▶ [The problem]: In the material below, list every line carrying the string "none".

▶ [Items from a dataset]:
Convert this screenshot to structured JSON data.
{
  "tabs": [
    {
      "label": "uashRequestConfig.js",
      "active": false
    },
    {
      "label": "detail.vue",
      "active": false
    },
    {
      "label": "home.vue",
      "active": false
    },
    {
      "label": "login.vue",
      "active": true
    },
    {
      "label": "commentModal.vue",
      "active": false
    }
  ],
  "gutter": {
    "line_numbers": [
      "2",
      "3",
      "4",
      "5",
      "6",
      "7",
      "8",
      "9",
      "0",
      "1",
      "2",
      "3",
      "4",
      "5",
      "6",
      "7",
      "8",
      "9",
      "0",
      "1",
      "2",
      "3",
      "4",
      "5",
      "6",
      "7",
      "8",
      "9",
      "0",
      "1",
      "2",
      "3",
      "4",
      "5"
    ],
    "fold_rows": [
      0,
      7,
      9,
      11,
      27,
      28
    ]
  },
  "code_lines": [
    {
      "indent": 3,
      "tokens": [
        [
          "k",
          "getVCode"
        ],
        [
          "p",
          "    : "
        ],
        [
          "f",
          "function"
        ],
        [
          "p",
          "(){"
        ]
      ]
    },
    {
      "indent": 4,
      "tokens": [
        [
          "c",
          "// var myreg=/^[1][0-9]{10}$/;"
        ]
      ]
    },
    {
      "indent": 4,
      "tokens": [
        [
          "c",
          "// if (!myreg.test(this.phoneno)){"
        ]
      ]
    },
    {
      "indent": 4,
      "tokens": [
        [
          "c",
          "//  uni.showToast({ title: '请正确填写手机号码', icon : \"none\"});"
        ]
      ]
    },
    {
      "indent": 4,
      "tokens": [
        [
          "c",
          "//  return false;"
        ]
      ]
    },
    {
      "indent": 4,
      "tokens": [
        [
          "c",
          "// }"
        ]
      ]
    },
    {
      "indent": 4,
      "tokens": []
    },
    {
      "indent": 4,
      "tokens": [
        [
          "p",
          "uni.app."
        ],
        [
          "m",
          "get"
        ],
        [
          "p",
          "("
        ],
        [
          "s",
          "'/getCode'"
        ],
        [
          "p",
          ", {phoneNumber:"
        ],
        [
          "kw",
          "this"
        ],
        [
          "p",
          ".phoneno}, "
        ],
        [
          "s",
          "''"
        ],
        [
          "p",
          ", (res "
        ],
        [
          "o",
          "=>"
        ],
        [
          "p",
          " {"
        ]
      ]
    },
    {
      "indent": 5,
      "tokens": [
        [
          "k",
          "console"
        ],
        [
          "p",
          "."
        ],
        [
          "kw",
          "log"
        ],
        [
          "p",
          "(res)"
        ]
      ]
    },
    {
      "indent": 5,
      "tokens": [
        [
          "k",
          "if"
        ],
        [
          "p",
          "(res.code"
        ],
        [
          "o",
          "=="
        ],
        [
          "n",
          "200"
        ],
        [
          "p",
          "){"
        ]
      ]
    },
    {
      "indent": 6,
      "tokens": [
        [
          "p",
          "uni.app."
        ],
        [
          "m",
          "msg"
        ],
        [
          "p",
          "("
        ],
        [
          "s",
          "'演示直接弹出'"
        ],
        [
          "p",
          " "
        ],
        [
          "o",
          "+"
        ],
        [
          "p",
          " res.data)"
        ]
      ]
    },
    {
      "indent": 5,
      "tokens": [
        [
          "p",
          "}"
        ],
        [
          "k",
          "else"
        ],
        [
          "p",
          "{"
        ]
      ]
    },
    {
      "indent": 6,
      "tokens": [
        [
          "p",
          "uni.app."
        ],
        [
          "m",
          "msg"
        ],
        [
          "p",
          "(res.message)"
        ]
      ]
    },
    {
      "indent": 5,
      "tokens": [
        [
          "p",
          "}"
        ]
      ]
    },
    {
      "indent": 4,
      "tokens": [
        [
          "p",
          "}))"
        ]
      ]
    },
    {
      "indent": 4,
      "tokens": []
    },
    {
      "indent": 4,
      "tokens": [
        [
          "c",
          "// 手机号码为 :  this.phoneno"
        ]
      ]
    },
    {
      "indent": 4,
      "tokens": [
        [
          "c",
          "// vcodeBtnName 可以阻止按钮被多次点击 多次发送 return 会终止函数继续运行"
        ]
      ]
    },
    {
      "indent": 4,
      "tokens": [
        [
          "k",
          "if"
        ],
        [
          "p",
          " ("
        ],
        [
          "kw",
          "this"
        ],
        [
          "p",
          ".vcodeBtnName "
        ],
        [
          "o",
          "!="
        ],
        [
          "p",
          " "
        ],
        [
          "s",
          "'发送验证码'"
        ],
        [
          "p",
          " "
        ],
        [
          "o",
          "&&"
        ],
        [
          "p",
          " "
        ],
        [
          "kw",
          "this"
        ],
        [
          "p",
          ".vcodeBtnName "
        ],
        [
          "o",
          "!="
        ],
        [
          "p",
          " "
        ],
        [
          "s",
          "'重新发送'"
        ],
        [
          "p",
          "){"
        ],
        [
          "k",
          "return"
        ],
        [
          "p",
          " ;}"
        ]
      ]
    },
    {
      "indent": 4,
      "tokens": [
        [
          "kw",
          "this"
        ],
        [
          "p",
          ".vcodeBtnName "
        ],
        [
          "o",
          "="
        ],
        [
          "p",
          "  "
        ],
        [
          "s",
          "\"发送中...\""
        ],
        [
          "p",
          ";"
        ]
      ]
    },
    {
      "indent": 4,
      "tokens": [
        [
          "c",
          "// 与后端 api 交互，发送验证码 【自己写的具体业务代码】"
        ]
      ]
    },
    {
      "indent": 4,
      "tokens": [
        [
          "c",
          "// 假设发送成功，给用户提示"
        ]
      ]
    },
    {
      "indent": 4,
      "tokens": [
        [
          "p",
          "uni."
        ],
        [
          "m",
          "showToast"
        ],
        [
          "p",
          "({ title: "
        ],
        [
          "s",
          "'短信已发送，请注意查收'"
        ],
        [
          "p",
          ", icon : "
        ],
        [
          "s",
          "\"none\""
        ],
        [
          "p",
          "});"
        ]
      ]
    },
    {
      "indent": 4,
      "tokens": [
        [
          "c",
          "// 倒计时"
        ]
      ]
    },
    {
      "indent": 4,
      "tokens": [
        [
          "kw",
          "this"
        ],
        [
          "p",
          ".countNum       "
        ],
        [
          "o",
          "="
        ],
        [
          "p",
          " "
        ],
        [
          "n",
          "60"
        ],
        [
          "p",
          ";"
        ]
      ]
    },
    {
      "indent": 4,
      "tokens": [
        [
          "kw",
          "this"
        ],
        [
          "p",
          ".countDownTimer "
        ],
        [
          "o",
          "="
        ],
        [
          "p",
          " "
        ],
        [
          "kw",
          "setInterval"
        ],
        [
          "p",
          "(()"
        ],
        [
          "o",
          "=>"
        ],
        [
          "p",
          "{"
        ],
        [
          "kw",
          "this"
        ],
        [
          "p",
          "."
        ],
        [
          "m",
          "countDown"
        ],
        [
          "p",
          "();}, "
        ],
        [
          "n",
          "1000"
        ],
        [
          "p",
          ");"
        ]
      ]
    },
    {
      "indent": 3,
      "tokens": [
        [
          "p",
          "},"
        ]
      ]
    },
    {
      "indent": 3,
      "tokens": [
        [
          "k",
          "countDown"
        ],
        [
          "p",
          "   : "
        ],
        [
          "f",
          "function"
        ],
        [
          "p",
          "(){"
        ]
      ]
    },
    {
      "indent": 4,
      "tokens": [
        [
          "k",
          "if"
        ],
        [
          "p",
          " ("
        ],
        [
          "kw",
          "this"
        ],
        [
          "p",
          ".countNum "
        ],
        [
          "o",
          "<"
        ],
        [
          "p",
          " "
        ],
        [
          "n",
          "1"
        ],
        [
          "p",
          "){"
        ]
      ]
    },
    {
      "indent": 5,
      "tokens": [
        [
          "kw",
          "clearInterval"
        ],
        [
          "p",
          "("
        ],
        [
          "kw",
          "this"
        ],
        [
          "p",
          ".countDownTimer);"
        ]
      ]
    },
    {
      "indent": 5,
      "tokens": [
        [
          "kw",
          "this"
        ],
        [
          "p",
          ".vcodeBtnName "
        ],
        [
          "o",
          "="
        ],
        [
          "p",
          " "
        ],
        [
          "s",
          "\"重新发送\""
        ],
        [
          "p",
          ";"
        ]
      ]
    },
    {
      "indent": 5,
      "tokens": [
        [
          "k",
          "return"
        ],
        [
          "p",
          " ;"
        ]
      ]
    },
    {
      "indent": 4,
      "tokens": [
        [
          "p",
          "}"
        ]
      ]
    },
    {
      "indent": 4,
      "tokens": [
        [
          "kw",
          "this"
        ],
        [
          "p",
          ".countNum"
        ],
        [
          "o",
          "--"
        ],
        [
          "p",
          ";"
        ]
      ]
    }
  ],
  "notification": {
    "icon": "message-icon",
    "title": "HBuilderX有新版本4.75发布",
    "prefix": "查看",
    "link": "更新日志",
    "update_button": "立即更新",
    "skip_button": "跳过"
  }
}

▶ [Written response]:
          "//  uni.showToast({ title: '请正确填写手机号码', icon : \"none\"});"
          "\"none\""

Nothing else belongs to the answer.